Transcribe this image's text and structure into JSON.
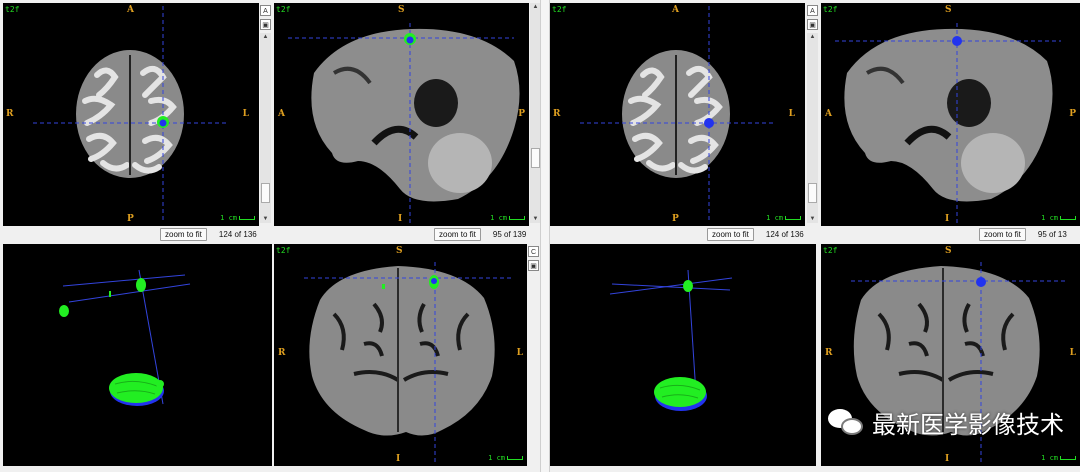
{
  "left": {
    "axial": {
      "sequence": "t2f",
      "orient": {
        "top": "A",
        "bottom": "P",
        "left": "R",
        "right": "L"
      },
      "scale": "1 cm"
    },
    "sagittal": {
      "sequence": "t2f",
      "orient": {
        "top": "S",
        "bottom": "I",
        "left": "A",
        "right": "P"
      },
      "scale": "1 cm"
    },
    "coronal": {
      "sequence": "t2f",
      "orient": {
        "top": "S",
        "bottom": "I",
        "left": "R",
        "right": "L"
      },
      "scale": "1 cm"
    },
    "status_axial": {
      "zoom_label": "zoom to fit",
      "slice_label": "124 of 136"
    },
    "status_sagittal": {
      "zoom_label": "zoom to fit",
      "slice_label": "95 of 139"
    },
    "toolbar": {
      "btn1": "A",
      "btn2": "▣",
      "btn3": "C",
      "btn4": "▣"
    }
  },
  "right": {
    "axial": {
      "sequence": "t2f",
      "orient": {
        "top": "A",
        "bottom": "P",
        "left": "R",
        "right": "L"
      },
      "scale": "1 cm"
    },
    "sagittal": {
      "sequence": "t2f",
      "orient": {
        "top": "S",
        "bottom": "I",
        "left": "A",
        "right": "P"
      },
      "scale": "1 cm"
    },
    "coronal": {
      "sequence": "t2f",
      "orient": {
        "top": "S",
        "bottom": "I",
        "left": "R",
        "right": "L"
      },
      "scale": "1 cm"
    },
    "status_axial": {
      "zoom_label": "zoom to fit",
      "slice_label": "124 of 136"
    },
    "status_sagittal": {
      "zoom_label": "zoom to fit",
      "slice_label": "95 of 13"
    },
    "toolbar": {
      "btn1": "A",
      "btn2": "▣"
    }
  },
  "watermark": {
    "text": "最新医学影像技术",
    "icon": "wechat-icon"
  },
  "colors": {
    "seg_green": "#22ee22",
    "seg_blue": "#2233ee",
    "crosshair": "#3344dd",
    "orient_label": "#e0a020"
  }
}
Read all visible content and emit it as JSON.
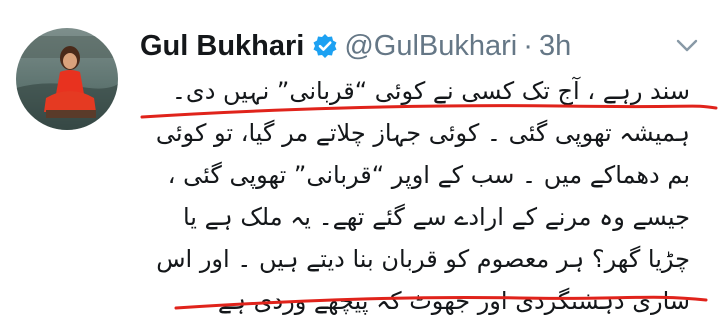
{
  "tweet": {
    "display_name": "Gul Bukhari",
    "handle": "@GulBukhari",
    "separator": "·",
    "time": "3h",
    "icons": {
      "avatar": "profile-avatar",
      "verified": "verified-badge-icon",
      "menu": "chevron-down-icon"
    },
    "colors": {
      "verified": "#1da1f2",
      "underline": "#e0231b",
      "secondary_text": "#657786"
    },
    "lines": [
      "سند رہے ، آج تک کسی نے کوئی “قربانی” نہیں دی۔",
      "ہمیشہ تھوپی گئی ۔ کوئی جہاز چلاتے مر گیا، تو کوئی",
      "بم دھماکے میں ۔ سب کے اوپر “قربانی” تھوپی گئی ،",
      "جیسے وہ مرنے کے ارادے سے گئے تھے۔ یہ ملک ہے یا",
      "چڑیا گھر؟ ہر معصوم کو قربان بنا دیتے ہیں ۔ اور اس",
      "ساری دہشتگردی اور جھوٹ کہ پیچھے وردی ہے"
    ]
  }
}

- - - - - - -

§ Stated task
Check each line above for "verified" and return the ones that have it.

§ Solved exercise
      "verified": "verified-badge-icon",
      "verified": "#1da1f2",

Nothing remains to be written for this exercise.